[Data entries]
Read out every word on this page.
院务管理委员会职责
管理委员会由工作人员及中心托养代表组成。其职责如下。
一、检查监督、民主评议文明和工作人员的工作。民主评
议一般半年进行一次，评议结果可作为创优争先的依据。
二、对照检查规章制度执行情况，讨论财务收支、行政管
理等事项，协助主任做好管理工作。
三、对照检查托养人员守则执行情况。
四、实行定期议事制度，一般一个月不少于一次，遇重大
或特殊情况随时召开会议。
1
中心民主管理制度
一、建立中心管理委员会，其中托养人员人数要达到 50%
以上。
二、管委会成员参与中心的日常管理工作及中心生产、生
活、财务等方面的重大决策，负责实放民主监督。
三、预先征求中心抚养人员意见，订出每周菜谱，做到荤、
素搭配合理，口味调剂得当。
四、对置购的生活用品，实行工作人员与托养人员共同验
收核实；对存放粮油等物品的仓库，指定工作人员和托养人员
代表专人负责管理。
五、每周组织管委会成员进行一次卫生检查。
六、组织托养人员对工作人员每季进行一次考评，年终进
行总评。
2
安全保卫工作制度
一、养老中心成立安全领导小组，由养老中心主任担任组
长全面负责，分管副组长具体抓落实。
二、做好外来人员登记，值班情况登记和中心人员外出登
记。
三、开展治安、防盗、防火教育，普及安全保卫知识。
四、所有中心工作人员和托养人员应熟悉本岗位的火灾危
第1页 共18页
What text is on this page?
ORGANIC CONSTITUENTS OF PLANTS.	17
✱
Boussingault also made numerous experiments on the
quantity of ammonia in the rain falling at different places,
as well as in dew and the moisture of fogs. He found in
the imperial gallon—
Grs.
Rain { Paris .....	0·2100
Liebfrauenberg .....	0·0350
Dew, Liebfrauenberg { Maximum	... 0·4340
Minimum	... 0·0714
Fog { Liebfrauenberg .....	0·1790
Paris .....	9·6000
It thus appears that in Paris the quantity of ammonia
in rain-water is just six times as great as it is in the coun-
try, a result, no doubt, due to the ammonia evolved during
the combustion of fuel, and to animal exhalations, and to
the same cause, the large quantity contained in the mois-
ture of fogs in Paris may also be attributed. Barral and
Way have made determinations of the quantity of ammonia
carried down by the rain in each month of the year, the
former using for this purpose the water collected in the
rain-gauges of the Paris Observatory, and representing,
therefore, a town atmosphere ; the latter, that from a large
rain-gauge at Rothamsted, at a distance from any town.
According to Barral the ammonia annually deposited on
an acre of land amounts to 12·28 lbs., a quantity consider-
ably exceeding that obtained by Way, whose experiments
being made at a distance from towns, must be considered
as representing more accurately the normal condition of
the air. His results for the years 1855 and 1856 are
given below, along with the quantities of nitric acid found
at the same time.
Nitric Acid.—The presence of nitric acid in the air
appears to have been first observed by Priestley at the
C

- GIVEN TASK: Reproduce all the records precisely.

- EXERCISE RESULT:
Read out every word on this page.
院务管理委员会职责
管理委员会由工作人员及中心托养代表组成。其职责如下。
一、检查监督、民主评议文明和工作人员的工作。民主评
议一般半年进行一次，评议结果可作为创优争先的依据。
二、对照检查规章制度执行情况，讨论财务收支、行政管
理等事项，协助主任做好管理工作。
三、对照检查托养人员守则执行情况。
四、实行定期议事制度，一般一个月不少于一次，遇重大
或特殊情况随时召开会议。
1
中心民主管理制度
一、建立中心管理委员会，其中托养人员人数要达到 50%
以上。
二、管委会成员参与中心的日常管理工作及中心生产、生
活、财务等方面的重大决策，负责实放民主监督。
三、预先征求中心抚养人员意见，订出每周菜谱，做到荤、
素搭配合理，口味调剂得当。
四、对置购的生活用品，实行工作人员与托养人员共同验
收核实；对存放粮油等物品的仓库，指定工作人员和托养人员
代表专人负责管理。
五、每周组织管委会成员进行一次卫生检查。
六、组织托养人员对工作人员每季进行一次考评，年终进
行总评。
2
安全保卫工作制度
一、养老中心成立安全领导小组，由养老中心主任担任组
长全面负责，分管副组长具体抓落实。
二、做好外来人员登记，值班情况登记和中心人员外出登
记。
三、开展治安、防盗、防火教育，普及安全保卫知识。
四、所有中心工作人员和托养人员应熟悉本岗位的火灾危
第1页 共18页
What text is on this page?
ORGANIC CONSTITUENTS OF PLANTS.	17
✱
Boussingault also made numerous experiments on the
quantity of ammonia in the rain falling at different places,
as well as in dew and the moisture of fogs. He found in
the imperial gallon—
Grs.
Rain { Paris .....	0·2100
Liebfrauenberg .....	0·0350
Dew, Liebfrauenberg { Maximum	... 0·4340
Minimum	... 0·0714
Fog { Liebfrauenberg .....	0·1790
Paris .....	9·6000
It thus appears that in Paris the quantity of ammonia
in rain-water is just six times as great as it is in the coun-
try, a result, no doubt, due to the ammonia evolved during
the combustion of fuel, and to animal exhalations, and to
the same cause, the large quantity contained in the mois-
ture of fogs in Paris may also be attributed. Barral and
Way have made determinations of the quantity of ammonia
carried down by the rain in each month of the year, the
former using for this purpose the water collected in the
rain-gauges of the Paris Observatory, and representing,
therefore, a town atmosphere ; the latter, that from a large
rain-gauge at Rothamsted, at a distance from any town.
According to Barral the ammonia annually deposited on
an acre of land amounts to 12·28 lbs., a quantity consider-
ably exceeding that obtained by Way, whose experiments
being made at a distance from towns, must be considered
as representing more accurately the normal condition of
the air. His results for the years 1855 and 1856 are
given below, along with the quantities of nitric acid found
at the same time.
Nitric Acid.—The presence of nitric acid in the air
appears to have been first observed by Priestley at the
C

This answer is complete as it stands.